Task goal
Check every line below for the word "валютной" and show those that hold it.

Data rows
○ ○ ○ ○ ○ ○ ○

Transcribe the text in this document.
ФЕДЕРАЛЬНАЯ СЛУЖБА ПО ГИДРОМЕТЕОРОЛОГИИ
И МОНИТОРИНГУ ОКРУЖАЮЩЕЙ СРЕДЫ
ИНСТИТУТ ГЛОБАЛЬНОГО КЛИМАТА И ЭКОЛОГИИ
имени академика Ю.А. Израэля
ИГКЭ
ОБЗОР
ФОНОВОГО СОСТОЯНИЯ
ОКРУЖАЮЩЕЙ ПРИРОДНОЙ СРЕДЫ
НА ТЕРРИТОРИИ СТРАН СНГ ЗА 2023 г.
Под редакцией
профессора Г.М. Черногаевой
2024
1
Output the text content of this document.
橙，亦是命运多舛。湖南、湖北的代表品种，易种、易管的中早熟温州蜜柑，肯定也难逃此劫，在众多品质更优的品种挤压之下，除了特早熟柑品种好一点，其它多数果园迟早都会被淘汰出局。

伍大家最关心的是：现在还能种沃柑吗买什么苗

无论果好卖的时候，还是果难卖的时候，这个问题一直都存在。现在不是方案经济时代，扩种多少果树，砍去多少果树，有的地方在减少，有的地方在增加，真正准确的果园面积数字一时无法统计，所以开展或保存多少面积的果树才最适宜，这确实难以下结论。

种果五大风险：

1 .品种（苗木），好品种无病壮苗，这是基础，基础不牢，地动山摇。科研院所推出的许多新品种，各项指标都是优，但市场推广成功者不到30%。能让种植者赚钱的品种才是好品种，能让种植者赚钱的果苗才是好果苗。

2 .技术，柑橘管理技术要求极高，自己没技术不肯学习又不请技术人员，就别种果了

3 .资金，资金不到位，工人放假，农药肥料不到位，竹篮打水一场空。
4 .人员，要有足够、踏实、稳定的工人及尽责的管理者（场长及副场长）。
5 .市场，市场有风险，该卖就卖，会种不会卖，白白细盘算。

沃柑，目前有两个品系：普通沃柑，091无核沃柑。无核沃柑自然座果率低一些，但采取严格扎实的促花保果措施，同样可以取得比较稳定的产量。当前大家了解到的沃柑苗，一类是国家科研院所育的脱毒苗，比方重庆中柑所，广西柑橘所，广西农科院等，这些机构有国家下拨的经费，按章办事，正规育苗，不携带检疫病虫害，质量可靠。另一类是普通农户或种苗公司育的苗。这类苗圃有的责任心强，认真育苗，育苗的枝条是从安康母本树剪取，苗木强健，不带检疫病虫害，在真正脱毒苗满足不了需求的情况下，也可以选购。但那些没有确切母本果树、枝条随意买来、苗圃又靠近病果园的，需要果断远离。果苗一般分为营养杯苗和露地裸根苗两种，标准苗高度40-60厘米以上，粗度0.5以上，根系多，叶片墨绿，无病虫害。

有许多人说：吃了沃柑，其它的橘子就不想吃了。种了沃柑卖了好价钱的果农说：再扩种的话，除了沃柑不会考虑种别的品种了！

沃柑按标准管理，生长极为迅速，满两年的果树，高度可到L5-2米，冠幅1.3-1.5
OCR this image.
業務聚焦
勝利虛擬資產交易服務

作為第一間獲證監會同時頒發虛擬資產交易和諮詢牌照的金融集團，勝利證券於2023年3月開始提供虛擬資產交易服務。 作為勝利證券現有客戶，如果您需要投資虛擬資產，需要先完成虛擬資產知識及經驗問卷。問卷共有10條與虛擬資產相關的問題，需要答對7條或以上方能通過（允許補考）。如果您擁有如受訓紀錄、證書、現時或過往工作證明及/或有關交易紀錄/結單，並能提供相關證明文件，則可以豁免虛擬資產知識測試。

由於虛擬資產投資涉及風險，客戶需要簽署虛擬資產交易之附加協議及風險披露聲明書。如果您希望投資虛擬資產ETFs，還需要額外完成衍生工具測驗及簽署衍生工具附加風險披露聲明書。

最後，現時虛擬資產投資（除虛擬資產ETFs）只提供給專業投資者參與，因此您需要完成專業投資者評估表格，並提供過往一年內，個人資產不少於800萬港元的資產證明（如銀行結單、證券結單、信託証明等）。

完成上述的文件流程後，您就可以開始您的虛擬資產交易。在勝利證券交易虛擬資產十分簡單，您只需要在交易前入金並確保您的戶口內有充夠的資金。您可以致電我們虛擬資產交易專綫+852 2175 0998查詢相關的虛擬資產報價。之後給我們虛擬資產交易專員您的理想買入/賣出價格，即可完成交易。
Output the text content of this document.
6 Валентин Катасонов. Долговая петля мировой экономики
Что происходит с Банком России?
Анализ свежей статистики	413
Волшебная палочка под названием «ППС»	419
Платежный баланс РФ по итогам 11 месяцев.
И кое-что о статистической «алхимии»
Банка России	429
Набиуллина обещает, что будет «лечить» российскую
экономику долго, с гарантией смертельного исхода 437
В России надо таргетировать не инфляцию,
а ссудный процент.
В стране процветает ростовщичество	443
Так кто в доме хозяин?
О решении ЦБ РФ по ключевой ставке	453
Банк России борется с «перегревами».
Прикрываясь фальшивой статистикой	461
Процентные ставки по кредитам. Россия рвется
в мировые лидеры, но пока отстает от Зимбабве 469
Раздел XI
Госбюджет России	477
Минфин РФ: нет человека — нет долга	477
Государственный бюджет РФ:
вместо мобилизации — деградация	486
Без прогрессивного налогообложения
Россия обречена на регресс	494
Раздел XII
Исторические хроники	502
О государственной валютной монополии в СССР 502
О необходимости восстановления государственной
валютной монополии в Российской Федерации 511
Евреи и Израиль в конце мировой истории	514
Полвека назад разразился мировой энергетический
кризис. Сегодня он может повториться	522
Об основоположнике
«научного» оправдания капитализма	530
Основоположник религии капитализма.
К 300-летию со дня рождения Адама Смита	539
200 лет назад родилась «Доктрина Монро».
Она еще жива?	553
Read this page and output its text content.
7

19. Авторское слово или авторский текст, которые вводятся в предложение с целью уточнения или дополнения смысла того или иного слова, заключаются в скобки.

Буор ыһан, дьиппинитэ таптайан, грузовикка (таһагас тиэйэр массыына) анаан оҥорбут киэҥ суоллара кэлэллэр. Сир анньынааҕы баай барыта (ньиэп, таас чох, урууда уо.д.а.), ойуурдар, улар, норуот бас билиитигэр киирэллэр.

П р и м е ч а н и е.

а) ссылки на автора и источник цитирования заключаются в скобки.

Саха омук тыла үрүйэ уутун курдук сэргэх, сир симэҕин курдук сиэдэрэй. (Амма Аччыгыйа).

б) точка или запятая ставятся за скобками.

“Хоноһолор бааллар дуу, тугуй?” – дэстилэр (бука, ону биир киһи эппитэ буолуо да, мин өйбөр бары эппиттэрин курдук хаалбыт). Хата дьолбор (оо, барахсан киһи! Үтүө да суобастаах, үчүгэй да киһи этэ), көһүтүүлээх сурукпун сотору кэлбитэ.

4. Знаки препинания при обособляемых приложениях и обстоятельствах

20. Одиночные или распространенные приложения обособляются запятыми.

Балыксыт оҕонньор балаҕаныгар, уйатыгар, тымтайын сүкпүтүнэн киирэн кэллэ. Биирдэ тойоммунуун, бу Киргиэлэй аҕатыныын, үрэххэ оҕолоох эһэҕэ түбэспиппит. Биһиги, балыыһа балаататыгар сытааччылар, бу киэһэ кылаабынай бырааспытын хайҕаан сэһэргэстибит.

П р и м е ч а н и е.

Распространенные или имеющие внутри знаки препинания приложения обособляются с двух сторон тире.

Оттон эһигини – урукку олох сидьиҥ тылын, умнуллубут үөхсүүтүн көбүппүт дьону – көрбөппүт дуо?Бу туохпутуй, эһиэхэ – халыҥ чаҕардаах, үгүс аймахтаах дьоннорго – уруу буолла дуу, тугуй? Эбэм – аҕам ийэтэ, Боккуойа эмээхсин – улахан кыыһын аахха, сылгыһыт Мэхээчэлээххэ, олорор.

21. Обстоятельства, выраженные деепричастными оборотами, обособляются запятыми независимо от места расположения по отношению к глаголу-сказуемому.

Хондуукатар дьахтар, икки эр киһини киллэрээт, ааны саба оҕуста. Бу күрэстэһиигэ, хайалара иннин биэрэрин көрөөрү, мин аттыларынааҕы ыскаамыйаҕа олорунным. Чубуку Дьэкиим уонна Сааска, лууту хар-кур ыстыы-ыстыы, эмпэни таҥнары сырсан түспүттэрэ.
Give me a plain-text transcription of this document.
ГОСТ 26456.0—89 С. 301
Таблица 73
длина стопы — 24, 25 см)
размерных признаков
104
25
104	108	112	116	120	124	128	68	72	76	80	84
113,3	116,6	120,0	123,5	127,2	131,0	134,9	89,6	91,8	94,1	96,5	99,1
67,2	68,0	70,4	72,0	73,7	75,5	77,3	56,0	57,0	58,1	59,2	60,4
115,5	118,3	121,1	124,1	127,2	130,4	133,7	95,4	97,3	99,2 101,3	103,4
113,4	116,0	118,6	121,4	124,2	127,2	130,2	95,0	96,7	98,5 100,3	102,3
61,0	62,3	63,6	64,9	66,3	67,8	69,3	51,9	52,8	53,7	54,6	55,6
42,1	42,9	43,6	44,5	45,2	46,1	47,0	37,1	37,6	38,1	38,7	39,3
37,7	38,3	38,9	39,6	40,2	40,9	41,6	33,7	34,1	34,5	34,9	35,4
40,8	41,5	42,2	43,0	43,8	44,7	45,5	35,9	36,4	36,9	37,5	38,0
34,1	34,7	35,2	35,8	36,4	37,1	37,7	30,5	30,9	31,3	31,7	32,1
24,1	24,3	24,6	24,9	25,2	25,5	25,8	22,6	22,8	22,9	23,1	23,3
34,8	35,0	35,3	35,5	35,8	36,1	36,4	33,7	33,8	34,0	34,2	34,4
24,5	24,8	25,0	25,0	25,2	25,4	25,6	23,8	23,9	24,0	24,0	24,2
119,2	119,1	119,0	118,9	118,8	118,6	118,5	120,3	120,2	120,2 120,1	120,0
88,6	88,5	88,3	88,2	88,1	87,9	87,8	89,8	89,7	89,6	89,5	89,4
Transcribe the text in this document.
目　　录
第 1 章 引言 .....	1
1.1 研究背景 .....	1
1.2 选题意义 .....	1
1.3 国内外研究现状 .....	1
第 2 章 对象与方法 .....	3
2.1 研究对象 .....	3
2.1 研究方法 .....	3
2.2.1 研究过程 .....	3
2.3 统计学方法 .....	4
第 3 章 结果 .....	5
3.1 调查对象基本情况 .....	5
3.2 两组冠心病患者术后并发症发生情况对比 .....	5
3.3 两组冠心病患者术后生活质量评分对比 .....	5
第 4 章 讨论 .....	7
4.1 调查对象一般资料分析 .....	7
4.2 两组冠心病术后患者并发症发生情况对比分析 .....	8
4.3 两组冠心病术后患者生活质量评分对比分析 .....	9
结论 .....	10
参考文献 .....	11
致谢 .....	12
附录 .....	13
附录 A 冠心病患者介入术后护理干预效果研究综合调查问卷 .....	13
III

○ ○ ○ ○ ○ ○ ○

Result below
О государственной валютной монополии в СССР 502
валютной монополии в Российской Федерации 511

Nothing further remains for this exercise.